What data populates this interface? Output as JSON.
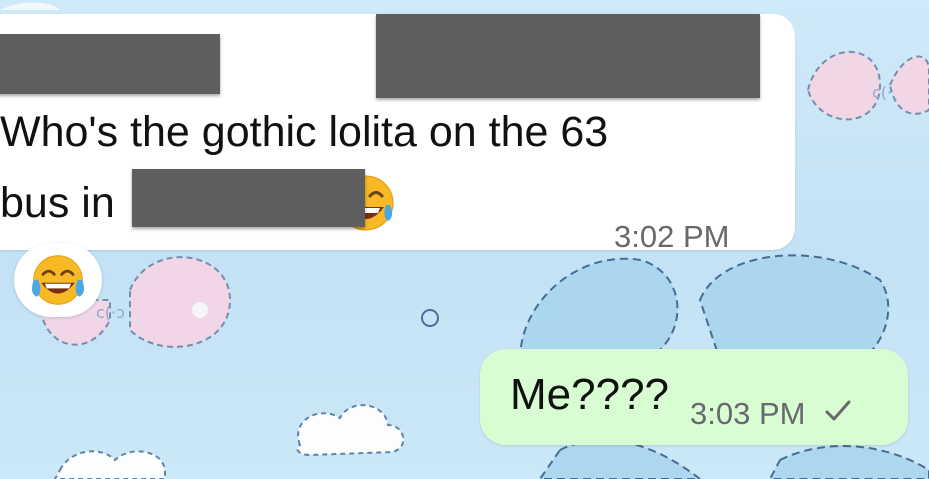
{
  "chat": {
    "incoming": {
      "line1": "Who's the gothic lolita on the 63",
      "line2": "bus in",
      "time": "3:02 PM",
      "inline_emoji": "face-with-tears-of-joy",
      "redactions": 3
    },
    "reaction": {
      "emoji": "face-with-tears-of-joy"
    },
    "outgoing": {
      "text": "Me????",
      "time": "3:03 PM",
      "status_icon": "check-icon"
    }
  },
  "colors": {
    "wallpaper": "#c9e6f6",
    "incoming_bubble": "#ffffff",
    "outgoing_bubble": "#d9fdd3",
    "timestamp": "#666a6c",
    "redaction": "#5f5f5f"
  }
}
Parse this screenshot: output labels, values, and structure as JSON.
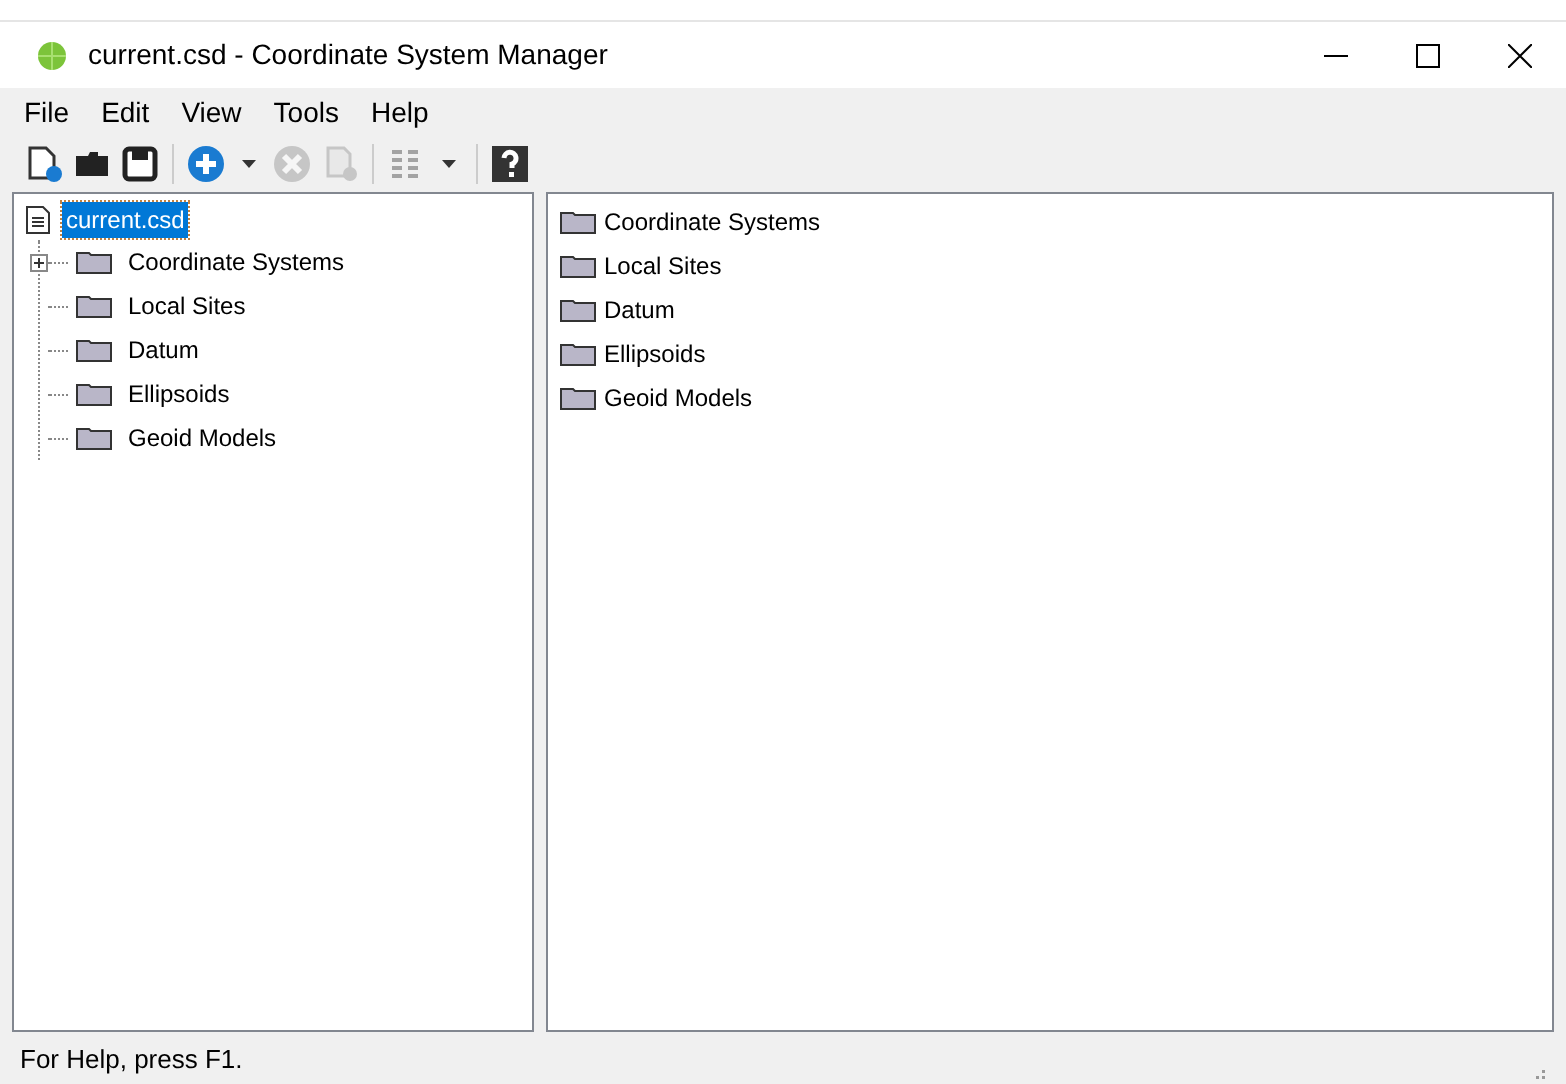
{
  "window": {
    "title": "current.csd - Coordinate System Manager"
  },
  "menu": [
    "File",
    "Edit",
    "View",
    "Tools",
    "Help"
  ],
  "toolbar": [
    {
      "kind": "new",
      "disabled": false
    },
    {
      "kind": "open",
      "disabled": false
    },
    {
      "kind": "save",
      "disabled": false
    },
    {
      "kind": "separator"
    },
    {
      "kind": "add",
      "disabled": false
    },
    {
      "kind": "dropdown",
      "disabled": false
    },
    {
      "kind": "delete",
      "disabled": true
    },
    {
      "kind": "copy",
      "disabled": true
    },
    {
      "kind": "separator"
    },
    {
      "kind": "columns",
      "disabled": true
    },
    {
      "kind": "dropdown",
      "disabled": false
    },
    {
      "kind": "separator"
    },
    {
      "kind": "help",
      "disabled": false
    }
  ],
  "tree": {
    "label": "current.csd",
    "selected": true,
    "children": [
      {
        "label": "Coordinate Systems",
        "expandable": true,
        "selected": false
      },
      {
        "label": "Local Sites",
        "expandable": false,
        "selected": false
      },
      {
        "label": "Datum",
        "expandable": false,
        "selected": false
      },
      {
        "label": "Ellipsoids",
        "expandable": false,
        "selected": false
      },
      {
        "label": "Geoid Models",
        "expandable": false,
        "selected": false
      }
    ]
  },
  "list": [
    "Coordinate Systems",
    "Local Sites",
    "Datum",
    "Ellipsoids",
    "Geoid Models"
  ],
  "status_bar": "For Help, press F1."
}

● ● ● ● ●

▸ **GIVEN TASK**
Everything from the line with "Parse this screenshot: output" through the end of the records above, and nothing else, is to be quoted exactly; please leave the pictures out.

▸ **SOLUTION FOR THIS PROBLEM**
Parse this screenshot: output labels, values, and structure as JSON.
{
  "window": {
    "title": "current.csd - Coordinate System Manager"
  },
  "menu": [
    "File",
    "Edit",
    "View",
    "Tools",
    "Help"
  ],
  "toolbar": [
    {
      "kind": "new",
      "disabled": false
    },
    {
      "kind": "open",
      "disabled": false
    },
    {
      "kind": "save",
      "disabled": false
    },
    {
      "kind": "separator"
    },
    {
      "kind": "add",
      "disabled": false
    },
    {
      "kind": "dropdown",
      "disabled": false
    },
    {
      "kind": "delete",
      "disabled": true
    },
    {
      "kind": "copy",
      "disabled": true
    },
    {
      "kind": "separator"
    },
    {
      "kind": "columns",
      "disabled": true
    },
    {
      "kind": "dropdown",
      "disabled": false
    },
    {
      "kind": "separator"
    },
    {
      "kind": "help",
      "disabled": false
    }
  ],
  "tree": {
    "label": "current.csd",
    "selected": true,
    "children": [
      {
        "label": "Coordinate Systems",
        "expandable": true,
        "selected": false
      },
      {
        "label": "Local Sites",
        "expandable": false,
        "selected": false
      },
      {
        "label": "Datum",
        "expandable": false,
        "selected": false
      },
      {
        "label": "Ellipsoids",
        "expandable": false,
        "selected": false
      },
      {
        "label": "Geoid Models",
        "expandable": false,
        "selected": false
      }
    ]
  },
  "list": [
    "Coordinate Systems",
    "Local Sites",
    "Datum",
    "Ellipsoids",
    "Geoid Models"
  ],
  "status_bar": "For Help, press F1."
}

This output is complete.